[Stored data entries]
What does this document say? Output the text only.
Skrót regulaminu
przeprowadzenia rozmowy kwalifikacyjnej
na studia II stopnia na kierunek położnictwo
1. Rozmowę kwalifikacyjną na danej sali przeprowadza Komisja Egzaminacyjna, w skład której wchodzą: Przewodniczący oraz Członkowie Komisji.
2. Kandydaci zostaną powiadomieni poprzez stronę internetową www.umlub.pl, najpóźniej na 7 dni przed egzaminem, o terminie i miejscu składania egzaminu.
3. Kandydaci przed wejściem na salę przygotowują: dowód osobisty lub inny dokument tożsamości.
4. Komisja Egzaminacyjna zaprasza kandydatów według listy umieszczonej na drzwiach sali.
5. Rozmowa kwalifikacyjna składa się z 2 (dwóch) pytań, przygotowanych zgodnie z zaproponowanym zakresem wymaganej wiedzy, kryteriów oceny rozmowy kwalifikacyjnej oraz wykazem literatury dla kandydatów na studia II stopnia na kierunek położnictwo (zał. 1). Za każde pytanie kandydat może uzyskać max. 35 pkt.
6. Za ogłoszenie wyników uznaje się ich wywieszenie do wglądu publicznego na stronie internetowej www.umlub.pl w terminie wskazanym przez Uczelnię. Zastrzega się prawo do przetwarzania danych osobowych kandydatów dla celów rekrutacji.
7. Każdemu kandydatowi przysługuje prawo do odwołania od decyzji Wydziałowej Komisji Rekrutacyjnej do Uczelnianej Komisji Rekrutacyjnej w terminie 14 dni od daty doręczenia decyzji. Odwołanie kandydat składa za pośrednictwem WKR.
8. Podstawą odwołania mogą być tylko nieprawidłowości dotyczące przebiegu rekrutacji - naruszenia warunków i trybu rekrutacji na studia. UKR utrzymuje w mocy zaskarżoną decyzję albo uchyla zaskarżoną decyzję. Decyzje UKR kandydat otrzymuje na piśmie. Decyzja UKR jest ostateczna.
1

> EXERCISE AIM: Your task is to return the full listing exactly as it was given.

> EXPECTED ANSWER:
What does this document say? Output the text only.
Skrót regulaminu
przeprowadzenia rozmowy kwalifikacyjnej
na studia II stopnia na kierunek położnictwo
1. Rozmowę kwalifikacyjną na danej sali przeprowadza Komisja Egzaminacyjna, w skład której wchodzą: Przewodniczący oraz Członkowie Komisji.
2. Kandydaci zostaną powiadomieni poprzez stronę internetową www.umlub.pl, najpóźniej na 7 dni przed egzaminem, o terminie i miejscu składania egzaminu.
3. Kandydaci przed wejściem na salę przygotowują: dowód osobisty lub inny dokument tożsamości.
4. Komisja Egzaminacyjna zaprasza kandydatów według listy umieszczonej na drzwiach sali.
5. Rozmowa kwalifikacyjna składa się z 2 (dwóch) pytań, przygotowanych zgodnie z zaproponowanym zakresem wymaganej wiedzy, kryteriów oceny rozmowy kwalifikacyjnej oraz wykazem literatury dla kandydatów na studia II stopnia na kierunek położnictwo (zał. 1). Za każde pytanie kandydat może uzyskać max. 35 pkt.
6. Za ogłoszenie wyników uznaje się ich wywieszenie do wglądu publicznego na stronie internetowej www.umlub.pl w terminie wskazanym przez Uczelnię. Zastrzega się prawo do przetwarzania danych osobowych kandydatów dla celów rekrutacji.
7. Każdemu kandydatowi przysługuje prawo do odwołania od decyzji Wydziałowej Komisji Rekrutacyjnej do Uczelnianej Komisji Rekrutacyjnej w terminie 14 dni od daty doręczenia decyzji. Odwołanie kandydat składa za pośrednictwem WKR.
8. Podstawą odwołania mogą być tylko nieprawidłowości dotyczące przebiegu rekrutacji - naruszenia warunków i trybu rekrutacji na studia. UKR utrzymuje w mocy zaskarżoną decyzję albo uchyla zaskarżoną decyzję. Decyzje UKR kandydat otrzymuje na piśmie. Decyzja UKR jest ostateczna.
1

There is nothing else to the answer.